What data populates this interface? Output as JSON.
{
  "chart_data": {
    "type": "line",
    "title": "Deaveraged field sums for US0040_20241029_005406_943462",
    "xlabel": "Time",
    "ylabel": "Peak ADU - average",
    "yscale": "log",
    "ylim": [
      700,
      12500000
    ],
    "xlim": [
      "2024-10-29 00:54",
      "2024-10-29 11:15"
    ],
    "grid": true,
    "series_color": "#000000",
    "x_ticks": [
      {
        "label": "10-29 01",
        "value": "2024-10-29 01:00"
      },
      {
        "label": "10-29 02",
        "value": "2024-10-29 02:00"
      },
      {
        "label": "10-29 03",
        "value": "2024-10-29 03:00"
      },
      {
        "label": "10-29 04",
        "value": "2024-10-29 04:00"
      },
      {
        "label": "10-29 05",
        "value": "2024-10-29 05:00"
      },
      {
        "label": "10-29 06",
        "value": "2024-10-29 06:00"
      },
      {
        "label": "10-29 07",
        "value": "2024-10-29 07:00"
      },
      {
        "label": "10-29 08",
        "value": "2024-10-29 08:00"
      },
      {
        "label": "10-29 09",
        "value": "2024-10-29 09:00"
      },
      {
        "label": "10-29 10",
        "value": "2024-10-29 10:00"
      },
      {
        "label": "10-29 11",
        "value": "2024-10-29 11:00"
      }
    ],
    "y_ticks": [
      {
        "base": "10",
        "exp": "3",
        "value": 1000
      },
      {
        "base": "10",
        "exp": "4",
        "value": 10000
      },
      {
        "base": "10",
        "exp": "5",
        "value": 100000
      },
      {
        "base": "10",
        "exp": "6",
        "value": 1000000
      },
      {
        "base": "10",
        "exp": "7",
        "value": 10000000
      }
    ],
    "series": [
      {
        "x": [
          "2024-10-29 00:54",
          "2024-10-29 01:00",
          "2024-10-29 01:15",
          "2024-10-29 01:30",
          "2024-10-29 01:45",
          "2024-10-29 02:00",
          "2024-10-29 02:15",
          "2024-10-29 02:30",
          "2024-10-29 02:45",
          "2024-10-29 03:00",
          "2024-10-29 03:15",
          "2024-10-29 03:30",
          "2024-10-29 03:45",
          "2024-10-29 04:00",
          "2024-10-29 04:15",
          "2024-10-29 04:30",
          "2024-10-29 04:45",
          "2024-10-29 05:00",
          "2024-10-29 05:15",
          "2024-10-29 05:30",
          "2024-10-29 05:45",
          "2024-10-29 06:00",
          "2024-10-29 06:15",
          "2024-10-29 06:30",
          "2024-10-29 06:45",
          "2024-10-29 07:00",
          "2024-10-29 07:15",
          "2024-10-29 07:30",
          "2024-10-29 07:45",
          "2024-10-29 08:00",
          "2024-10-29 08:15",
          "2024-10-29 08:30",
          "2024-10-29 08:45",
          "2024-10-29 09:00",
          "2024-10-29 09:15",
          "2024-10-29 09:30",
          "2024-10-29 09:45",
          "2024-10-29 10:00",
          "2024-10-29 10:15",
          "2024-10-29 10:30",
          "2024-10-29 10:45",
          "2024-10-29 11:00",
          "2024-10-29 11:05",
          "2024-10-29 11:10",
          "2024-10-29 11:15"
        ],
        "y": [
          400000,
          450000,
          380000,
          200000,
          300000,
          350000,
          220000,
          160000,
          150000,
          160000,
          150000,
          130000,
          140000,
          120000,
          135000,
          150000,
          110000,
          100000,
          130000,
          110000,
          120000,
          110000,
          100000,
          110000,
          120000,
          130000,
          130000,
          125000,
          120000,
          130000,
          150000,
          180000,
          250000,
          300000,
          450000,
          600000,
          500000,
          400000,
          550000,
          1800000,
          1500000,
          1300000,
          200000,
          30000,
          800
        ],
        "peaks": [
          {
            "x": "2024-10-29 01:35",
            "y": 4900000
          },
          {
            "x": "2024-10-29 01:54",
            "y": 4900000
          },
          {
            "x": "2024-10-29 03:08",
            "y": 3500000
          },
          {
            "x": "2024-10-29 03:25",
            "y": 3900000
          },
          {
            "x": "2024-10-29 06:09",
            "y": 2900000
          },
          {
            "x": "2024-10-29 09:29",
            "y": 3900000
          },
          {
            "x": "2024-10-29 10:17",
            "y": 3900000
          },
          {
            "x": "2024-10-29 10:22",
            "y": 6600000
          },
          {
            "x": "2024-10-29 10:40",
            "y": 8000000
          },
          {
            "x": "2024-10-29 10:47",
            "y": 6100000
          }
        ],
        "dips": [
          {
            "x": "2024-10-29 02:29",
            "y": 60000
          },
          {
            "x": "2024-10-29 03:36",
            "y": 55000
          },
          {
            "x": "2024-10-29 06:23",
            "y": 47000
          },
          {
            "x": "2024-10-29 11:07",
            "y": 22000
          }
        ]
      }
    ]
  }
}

◆ Problem to solve: Write out all the data again, exactly as it appears.

◆ Exercise solution:
What data populates this interface? Output as JSON.
{
  "chart_data": {
    "type": "line",
    "title": "Deaveraged field sums for US0040_20241029_005406_943462",
    "xlabel": "Time",
    "ylabel": "Peak ADU - average",
    "yscale": "log",
    "ylim": [
      700,
      12500000
    ],
    "xlim": [
      "2024-10-29 00:54",
      "2024-10-29 11:15"
    ],
    "grid": true,
    "series_color": "#000000",
    "x_ticks": [
      {
        "label": "10-29 01",
        "value": "2024-10-29 01:00"
      },
      {
        "label": "10-29 02",
        "value": "2024-10-29 02:00"
      },
      {
        "label": "10-29 03",
        "value": "2024-10-29 03:00"
      },
      {
        "label": "10-29 04",
        "value": "2024-10-29 04:00"
      },
      {
        "label": "10-29 05",
        "value": "2024-10-29 05:00"
      },
      {
        "label": "10-29 06",
        "value": "2024-10-29 06:00"
      },
      {
        "label": "10-29 07",
        "value": "2024-10-29 07:00"
      },
      {
        "label": "10-29 08",
        "value": "2024-10-29 08:00"
      },
      {
        "label": "10-29 09",
        "value": "2024-10-29 09:00"
      },
      {
        "label": "10-29 10",
        "value": "2024-10-29 10:00"
      },
      {
        "label": "10-29 11",
        "value": "2024-10-29 11:00"
      }
    ],
    "y_ticks": [
      {
        "base": "10",
        "exp": "3",
        "value": 1000
      },
      {
        "base": "10",
        "exp": "4",
        "value": 10000
      },
      {
        "base": "10",
        "exp": "5",
        "value": 100000
      },
      {
        "base": "10",
        "exp": "6",
        "value": 1000000
      },
      {
        "base": "10",
        "exp": "7",
        "value": 10000000
      }
    ],
    "series": [
      {
        "x": [
          "2024-10-29 00:54",
          "2024-10-29 01:00",
          "2024-10-29 01:15",
          "2024-10-29 01:30",
          "2024-10-29 01:45",
          "2024-10-29 02:00",
          "2024-10-29 02:15",
          "2024-10-29 02:30",
          "2024-10-29 02:45",
          "2024-10-29 03:00",
          "2024-10-29 03:15",
          "2024-10-29 03:30",
          "2024-10-29 03:45",
          "2024-10-29 04:00",
          "2024-10-29 04:15",
          "2024-10-29 04:30",
          "2024-10-29 04:45",
          "2024-10-29 05:00",
          "2024-10-29 05:15",
          "2024-10-29 05:30",
          "2024-10-29 05:45",
          "2024-10-29 06:00",
          "2024-10-29 06:15",
          "2024-10-29 06:30",
          "2024-10-29 06:45",
          "2024-10-29 07:00",
          "2024-10-29 07:15",
          "2024-10-29 07:30",
          "2024-10-29 07:45",
          "2024-10-29 08:00",
          "2024-10-29 08:15",
          "2024-10-29 08:30",
          "2024-10-29 08:45",
          "2024-10-29 09:00",
          "2024-10-29 09:15",
          "2024-10-29 09:30",
          "2024-10-29 09:45",
          "2024-10-29 10:00",
          "2024-10-29 10:15",
          "2024-10-29 10:30",
          "2024-10-29 10:45",
          "2024-10-29 11:00",
          "2024-10-29 11:05",
          "2024-10-29 11:10",
          "2024-10-29 11:15"
        ],
        "y": [
          400000,
          450000,
          380000,
          200000,
          300000,
          350000,
          220000,
          160000,
          150000,
          160000,
          150000,
          130000,
          140000,
          120000,
          135000,
          150000,
          110000,
          100000,
          130000,
          110000,
          120000,
          110000,
          100000,
          110000,
          120000,
          130000,
          130000,
          125000,
          120000,
          130000,
          150000,
          180000,
          250000,
          300000,
          450000,
          600000,
          500000,
          400000,
          550000,
          1800000,
          1500000,
          1300000,
          200000,
          30000,
          800
        ],
        "peaks": [
          {
            "x": "2024-10-29 01:35",
            "y": 4900000
          },
          {
            "x": "2024-10-29 01:54",
            "y": 4900000
          },
          {
            "x": "2024-10-29 03:08",
            "y": 3500000
          },
          {
            "x": "2024-10-29 03:25",
            "y": 3900000
          },
          {
            "x": "2024-10-29 06:09",
            "y": 2900000
          },
          {
            "x": "2024-10-29 09:29",
            "y": 3900000
          },
          {
            "x": "2024-10-29 10:17",
            "y": 3900000
          },
          {
            "x": "2024-10-29 10:22",
            "y": 6600000
          },
          {
            "x": "2024-10-29 10:40",
            "y": 8000000
          },
          {
            "x": "2024-10-29 10:47",
            "y": 6100000
          }
        ],
        "dips": [
          {
            "x": "2024-10-29 02:29",
            "y": 60000
          },
          {
            "x": "2024-10-29 03:36",
            "y": 55000
          },
          {
            "x": "2024-10-29 06:23",
            "y": 47000
          },
          {
            "x": "2024-10-29 11:07",
            "y": 22000
          }
        ]
      }
    ]
  }
}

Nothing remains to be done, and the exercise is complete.